| REQUIRED TASK |
Locate and copy all lines bearing the word "image".

| PROVIDED ENTRIES |
+++

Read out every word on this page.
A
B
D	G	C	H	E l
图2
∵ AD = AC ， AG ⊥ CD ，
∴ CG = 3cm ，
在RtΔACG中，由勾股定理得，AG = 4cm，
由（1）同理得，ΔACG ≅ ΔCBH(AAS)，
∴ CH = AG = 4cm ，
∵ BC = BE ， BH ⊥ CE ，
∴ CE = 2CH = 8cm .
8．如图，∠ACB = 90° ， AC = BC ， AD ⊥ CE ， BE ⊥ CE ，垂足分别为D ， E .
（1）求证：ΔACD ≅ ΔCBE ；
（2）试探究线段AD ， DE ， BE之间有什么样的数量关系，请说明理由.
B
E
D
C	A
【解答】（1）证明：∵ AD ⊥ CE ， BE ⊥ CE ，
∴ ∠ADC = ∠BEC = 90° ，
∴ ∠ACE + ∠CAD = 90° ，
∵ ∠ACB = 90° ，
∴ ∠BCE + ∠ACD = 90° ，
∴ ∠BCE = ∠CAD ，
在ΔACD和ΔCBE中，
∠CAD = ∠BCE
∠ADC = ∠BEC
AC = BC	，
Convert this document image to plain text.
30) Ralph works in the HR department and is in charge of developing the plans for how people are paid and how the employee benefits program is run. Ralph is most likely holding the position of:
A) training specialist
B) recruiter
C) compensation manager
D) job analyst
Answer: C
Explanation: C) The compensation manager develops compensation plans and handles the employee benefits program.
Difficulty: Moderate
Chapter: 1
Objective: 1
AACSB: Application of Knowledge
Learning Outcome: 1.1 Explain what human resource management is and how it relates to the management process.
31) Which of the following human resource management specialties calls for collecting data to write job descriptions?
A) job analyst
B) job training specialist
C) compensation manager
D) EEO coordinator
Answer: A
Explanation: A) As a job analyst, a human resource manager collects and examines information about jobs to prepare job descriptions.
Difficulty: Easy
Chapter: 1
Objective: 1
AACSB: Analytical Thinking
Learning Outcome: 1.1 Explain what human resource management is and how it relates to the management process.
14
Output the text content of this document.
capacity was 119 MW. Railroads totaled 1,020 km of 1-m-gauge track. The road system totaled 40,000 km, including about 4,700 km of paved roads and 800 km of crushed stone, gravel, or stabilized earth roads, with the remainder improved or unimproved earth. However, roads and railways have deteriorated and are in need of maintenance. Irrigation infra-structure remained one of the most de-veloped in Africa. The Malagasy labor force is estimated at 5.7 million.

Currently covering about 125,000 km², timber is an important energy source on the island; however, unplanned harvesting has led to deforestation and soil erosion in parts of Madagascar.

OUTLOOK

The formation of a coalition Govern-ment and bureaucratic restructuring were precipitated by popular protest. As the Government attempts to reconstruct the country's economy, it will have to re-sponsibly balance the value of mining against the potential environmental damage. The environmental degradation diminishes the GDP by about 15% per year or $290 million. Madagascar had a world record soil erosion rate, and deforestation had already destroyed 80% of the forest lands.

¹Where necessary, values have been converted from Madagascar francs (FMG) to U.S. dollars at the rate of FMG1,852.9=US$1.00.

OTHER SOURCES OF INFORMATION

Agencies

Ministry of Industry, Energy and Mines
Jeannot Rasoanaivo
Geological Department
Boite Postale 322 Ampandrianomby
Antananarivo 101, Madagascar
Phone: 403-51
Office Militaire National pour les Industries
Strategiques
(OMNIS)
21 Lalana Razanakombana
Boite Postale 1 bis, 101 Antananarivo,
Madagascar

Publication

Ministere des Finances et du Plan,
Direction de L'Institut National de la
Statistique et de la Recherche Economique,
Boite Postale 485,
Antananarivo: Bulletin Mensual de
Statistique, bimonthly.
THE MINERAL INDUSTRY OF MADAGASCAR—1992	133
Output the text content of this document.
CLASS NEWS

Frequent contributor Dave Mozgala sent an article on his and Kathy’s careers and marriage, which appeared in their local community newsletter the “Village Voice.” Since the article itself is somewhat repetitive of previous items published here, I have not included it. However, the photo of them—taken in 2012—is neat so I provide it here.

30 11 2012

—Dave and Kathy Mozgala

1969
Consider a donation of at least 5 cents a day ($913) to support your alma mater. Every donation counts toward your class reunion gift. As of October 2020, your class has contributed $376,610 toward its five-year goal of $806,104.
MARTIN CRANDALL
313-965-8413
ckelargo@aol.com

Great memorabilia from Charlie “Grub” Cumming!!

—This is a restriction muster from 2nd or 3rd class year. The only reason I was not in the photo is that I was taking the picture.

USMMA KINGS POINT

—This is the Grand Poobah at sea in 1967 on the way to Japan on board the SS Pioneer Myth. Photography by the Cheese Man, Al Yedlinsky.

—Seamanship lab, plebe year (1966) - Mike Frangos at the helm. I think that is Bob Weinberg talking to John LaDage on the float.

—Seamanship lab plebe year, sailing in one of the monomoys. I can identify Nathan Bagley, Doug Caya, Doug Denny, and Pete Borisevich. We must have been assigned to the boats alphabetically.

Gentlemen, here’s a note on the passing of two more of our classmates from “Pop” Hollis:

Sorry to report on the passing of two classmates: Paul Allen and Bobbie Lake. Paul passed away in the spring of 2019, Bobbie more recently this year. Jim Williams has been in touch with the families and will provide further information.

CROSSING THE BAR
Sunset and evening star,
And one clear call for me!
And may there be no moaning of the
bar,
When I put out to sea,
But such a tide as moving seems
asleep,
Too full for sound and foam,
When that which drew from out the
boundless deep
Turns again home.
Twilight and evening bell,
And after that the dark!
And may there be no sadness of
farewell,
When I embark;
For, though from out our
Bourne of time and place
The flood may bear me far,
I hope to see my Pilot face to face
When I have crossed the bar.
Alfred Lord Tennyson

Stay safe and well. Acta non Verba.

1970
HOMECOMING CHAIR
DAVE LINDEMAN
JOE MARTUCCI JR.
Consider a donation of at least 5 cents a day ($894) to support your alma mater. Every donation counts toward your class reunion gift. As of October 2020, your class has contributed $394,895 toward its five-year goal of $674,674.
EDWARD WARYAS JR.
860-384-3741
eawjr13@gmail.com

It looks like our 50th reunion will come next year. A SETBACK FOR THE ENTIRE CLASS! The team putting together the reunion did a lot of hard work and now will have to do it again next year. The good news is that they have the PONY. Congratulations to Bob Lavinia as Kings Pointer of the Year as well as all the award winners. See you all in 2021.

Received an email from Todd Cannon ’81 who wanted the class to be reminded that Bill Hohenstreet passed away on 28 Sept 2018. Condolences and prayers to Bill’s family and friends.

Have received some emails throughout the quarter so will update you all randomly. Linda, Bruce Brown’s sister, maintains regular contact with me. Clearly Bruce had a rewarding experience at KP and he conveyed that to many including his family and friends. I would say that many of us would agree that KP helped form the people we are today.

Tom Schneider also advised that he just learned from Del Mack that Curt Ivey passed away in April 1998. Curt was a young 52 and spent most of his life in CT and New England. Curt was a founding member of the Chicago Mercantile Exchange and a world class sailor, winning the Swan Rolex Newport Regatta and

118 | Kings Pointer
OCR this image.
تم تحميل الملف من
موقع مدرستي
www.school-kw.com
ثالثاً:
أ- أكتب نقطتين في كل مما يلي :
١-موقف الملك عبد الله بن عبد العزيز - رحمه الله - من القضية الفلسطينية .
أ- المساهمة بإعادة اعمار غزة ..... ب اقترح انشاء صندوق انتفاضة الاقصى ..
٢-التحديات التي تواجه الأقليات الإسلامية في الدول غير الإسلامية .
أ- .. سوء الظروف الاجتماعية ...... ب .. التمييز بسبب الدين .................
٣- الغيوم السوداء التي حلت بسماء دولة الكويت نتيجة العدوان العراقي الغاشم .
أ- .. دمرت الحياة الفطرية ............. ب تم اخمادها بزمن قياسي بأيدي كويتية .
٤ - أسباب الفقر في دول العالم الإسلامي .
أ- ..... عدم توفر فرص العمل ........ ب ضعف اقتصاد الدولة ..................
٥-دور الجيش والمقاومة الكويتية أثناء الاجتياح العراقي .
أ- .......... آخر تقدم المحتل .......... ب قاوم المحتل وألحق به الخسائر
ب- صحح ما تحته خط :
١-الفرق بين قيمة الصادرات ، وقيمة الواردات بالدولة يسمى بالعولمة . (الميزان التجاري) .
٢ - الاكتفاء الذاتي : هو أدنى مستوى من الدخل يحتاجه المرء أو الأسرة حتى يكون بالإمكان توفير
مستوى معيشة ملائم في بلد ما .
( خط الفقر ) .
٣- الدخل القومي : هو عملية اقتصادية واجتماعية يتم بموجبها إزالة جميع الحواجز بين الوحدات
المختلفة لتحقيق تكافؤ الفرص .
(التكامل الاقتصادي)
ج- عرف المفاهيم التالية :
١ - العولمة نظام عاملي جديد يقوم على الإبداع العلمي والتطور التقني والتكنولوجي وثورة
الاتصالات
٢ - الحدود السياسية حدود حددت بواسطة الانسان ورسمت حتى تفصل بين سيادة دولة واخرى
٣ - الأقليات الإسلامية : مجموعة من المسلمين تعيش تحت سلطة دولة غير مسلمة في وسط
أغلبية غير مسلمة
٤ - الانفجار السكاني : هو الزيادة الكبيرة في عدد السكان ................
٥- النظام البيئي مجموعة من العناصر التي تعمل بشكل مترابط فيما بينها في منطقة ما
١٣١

+++

| TASK RESPONSE |
Convert this document image to plain text.
OCR this image.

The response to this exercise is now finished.